» RAW DATA:
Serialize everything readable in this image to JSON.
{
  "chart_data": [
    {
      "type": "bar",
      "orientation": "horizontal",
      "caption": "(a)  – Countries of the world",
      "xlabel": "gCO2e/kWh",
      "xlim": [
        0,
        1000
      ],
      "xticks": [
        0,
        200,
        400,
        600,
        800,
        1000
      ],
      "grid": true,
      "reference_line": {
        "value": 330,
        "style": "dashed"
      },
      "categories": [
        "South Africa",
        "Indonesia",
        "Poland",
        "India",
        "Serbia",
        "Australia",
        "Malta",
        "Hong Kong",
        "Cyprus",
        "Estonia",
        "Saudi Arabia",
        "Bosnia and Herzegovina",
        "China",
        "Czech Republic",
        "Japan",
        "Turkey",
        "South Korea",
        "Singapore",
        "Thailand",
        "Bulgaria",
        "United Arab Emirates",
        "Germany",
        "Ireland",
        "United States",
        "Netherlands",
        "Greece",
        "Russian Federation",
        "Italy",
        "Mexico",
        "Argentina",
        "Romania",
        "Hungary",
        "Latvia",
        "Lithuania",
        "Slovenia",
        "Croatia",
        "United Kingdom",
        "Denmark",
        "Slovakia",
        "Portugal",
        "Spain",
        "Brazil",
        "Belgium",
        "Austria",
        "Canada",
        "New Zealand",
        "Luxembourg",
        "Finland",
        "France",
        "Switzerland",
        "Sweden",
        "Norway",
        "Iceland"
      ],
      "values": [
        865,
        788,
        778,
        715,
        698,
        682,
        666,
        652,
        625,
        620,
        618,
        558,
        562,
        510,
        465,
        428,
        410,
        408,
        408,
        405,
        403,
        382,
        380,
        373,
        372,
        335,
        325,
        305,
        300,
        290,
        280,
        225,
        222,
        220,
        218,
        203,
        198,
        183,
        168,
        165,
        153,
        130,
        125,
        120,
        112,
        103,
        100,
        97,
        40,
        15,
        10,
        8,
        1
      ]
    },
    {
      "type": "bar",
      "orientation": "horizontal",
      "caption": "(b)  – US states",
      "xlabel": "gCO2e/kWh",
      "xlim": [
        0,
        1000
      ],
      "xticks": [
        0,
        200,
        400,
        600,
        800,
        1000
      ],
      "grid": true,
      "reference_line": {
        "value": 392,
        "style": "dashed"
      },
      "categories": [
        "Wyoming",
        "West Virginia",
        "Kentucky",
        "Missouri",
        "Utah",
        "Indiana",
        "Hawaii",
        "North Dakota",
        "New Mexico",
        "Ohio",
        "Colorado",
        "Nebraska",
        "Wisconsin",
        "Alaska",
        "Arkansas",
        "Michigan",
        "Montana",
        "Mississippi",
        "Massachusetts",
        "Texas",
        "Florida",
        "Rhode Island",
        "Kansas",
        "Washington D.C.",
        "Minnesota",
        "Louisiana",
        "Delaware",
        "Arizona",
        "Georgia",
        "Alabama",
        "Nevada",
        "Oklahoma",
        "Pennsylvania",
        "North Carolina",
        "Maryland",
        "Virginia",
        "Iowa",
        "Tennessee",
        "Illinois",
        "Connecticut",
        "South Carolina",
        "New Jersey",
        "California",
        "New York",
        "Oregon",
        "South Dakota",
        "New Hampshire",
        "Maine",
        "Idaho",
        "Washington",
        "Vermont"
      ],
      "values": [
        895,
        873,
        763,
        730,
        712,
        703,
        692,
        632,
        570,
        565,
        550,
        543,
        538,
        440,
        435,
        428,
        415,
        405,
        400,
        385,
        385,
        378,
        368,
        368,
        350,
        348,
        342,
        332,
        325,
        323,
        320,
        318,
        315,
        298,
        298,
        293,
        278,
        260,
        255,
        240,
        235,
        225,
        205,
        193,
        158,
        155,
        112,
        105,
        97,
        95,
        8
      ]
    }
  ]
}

» INSTRUCTIONS FOR THE TASK: Copy out every line from the material above in which the word "South" appears.

» EXERCISE ANSWER:
        "South Africa",
        "South Korea",
        "South Carolina",
        "South Dakota",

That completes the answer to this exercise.